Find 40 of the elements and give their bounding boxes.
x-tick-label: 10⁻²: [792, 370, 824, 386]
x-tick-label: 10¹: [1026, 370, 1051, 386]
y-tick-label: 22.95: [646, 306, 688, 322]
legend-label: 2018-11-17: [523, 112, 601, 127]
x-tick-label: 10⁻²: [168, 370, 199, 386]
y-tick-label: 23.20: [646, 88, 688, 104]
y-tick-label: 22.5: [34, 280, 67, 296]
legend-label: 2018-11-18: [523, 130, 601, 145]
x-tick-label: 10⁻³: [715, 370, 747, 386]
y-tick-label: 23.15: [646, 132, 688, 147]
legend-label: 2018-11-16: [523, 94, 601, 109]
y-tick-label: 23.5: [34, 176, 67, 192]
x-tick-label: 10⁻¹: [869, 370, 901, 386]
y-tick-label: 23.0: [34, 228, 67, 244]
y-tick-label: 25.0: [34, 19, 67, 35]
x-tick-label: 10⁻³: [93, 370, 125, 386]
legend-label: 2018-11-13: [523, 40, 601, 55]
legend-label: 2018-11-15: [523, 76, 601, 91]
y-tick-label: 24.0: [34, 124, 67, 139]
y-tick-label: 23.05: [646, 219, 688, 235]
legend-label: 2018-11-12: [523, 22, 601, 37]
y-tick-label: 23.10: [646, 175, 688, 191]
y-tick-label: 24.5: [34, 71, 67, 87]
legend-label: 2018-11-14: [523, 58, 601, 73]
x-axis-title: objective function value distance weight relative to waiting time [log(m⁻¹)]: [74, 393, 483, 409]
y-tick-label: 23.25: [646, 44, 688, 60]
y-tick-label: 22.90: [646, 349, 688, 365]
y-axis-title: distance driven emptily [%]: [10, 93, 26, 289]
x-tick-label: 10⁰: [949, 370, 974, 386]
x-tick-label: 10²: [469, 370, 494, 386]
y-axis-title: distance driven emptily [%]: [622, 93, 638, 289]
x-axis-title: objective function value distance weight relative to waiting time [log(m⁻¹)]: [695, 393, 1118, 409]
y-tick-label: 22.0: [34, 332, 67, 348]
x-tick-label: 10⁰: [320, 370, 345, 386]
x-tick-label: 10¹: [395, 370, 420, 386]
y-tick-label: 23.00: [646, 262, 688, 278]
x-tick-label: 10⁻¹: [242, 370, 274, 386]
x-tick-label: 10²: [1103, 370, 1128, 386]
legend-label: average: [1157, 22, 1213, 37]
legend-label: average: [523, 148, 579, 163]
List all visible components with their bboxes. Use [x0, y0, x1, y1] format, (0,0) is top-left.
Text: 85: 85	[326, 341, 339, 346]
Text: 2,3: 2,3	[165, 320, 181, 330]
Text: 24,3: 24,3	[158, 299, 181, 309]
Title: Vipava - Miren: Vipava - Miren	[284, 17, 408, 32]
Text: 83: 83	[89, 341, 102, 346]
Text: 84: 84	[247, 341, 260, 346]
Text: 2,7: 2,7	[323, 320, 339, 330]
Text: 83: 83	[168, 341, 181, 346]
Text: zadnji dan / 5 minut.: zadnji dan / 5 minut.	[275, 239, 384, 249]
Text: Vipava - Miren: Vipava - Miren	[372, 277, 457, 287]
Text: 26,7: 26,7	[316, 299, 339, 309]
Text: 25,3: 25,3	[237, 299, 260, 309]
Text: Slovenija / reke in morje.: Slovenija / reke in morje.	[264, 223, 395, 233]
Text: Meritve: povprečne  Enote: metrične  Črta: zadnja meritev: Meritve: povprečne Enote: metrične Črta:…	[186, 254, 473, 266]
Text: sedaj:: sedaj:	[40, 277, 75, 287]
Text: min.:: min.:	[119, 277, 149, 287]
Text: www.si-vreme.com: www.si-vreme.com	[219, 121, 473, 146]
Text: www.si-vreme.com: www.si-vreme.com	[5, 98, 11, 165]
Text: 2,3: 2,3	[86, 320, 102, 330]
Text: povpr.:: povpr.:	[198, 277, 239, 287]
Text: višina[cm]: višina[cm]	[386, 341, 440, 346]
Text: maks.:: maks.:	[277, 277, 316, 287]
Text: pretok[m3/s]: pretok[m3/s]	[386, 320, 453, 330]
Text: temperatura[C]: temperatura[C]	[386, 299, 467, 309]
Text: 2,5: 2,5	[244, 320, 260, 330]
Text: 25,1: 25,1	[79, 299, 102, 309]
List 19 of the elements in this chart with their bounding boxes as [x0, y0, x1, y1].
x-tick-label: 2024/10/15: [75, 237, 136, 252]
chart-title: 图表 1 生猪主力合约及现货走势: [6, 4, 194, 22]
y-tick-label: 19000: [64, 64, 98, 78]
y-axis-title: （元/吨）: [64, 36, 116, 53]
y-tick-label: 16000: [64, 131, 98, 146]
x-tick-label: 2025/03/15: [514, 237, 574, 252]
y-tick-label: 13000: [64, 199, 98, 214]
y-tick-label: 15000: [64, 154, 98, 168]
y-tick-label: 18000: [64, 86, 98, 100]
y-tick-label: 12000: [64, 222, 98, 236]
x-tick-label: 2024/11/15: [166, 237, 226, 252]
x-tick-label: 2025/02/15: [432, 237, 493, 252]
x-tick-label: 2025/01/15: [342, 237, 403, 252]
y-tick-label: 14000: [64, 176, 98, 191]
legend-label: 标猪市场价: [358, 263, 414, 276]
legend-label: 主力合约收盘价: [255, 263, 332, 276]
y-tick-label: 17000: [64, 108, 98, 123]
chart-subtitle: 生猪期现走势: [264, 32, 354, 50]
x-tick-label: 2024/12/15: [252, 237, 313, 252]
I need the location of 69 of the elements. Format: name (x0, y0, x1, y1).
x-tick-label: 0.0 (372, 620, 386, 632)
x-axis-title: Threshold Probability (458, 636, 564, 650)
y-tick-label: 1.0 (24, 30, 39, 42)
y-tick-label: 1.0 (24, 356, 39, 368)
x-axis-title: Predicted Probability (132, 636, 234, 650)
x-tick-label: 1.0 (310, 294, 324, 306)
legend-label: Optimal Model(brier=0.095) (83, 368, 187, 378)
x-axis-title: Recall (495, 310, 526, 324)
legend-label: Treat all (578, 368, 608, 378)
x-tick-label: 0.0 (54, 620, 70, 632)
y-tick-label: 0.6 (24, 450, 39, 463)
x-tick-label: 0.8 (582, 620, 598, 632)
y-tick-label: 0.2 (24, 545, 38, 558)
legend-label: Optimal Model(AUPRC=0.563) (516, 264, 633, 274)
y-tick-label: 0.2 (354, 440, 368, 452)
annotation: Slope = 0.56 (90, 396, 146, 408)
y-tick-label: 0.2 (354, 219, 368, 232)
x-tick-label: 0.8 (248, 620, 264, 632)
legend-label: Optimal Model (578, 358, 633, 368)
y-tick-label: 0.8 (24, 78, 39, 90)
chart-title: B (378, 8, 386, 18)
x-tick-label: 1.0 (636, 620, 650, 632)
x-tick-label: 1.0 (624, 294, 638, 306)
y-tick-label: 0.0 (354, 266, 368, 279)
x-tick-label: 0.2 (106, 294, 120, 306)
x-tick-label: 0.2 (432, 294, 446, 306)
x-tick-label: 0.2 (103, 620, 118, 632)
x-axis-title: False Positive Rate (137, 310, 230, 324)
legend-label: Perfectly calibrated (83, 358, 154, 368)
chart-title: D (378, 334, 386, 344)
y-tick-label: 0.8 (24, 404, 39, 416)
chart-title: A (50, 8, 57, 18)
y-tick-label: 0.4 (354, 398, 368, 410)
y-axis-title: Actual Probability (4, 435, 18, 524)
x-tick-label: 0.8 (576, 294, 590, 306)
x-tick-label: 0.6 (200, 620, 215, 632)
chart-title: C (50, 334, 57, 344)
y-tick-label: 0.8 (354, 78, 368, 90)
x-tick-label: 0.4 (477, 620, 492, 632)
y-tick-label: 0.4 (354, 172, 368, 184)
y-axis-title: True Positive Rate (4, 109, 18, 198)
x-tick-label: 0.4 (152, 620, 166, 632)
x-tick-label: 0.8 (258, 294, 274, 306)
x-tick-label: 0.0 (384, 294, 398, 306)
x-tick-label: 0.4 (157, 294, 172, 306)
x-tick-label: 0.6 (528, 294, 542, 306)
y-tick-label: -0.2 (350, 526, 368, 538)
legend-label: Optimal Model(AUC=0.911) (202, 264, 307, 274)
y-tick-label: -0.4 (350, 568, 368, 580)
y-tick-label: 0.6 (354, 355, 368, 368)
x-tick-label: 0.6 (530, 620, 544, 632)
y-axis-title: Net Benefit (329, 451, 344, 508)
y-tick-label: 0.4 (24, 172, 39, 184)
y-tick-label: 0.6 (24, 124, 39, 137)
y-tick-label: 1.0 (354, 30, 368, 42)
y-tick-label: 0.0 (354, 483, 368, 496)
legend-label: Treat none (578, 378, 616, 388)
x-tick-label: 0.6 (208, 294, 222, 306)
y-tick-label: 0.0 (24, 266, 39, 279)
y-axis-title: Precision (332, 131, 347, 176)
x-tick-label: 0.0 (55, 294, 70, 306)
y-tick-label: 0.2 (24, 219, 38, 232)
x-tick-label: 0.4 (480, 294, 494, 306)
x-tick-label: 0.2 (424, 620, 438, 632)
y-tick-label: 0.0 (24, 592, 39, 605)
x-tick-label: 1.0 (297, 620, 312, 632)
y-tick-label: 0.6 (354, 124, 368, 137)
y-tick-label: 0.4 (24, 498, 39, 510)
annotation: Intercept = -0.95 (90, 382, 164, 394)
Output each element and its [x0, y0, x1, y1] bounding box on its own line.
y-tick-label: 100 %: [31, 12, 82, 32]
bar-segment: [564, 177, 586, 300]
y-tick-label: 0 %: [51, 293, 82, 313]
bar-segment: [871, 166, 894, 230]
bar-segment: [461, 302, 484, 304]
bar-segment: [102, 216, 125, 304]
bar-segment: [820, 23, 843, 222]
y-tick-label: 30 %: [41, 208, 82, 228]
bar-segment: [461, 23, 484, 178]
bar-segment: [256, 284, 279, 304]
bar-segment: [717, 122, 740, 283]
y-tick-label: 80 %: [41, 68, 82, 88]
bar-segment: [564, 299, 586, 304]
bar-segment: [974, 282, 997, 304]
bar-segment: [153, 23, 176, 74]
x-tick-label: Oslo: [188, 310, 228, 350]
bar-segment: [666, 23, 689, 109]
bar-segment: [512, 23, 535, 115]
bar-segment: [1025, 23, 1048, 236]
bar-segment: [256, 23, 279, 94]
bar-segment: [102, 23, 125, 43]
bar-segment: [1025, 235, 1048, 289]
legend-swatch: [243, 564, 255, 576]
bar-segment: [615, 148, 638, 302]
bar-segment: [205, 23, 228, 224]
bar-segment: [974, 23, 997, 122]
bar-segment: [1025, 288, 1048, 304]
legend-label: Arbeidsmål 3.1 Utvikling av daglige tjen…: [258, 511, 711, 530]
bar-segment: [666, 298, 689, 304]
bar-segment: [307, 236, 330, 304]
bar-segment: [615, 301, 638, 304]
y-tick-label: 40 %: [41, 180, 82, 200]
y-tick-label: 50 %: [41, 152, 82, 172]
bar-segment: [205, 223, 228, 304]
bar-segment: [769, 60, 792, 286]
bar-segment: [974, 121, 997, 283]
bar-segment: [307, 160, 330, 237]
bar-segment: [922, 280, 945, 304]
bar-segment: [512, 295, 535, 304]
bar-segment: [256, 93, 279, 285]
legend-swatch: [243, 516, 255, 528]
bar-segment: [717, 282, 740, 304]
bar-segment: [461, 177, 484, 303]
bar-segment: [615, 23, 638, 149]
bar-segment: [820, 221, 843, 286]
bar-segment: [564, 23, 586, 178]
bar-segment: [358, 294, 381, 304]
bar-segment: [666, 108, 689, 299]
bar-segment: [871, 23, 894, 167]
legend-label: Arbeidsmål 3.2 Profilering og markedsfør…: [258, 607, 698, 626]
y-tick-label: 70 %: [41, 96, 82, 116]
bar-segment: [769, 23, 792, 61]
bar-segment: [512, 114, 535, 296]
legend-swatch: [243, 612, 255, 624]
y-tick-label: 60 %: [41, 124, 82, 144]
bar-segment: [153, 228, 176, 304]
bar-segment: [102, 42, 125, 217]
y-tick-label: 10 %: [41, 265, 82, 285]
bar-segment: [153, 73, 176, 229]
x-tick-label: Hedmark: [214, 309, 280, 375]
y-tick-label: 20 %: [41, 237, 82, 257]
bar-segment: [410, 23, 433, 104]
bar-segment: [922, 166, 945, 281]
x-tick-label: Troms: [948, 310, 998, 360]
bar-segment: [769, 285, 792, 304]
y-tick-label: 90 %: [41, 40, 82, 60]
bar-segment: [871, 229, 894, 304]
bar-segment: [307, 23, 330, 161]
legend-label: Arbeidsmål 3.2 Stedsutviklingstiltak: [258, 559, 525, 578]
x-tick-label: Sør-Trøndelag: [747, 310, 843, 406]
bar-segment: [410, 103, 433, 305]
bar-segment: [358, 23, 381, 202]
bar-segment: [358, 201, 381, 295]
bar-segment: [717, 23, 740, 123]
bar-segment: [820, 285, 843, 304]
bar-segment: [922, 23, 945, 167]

EXERCISE DIRECTIONS -
Reproduce the records from the first line through the line containing "legend-label: 2018-11-16: [523, 94, 601, 109]", both included, changing every "x-tick-label" to "x-axis-label" and keeping everything else the same.

SOLUTION TO THIS TASK -
Find 40 of the elements and give their bounding boxes.
x-axis-label: 10⁻²: [792, 370, 824, 386]
x-axis-label: 10¹: [1026, 370, 1051, 386]
y-tick-label: 22.95: [646, 306, 688, 322]
legend-label: 2018-11-17: [523, 112, 601, 127]
x-axis-label: 10⁻²: [168, 370, 199, 386]
y-tick-label: 23.20: [646, 88, 688, 104]
y-tick-label: 22.5: [34, 280, 67, 296]
legend-label: 2018-11-18: [523, 130, 601, 145]
x-axis-label: 10⁻³: [715, 370, 747, 386]
y-tick-label: 23.15: [646, 132, 688, 147]
legend-label: 2018-11-16: [523, 94, 601, 109]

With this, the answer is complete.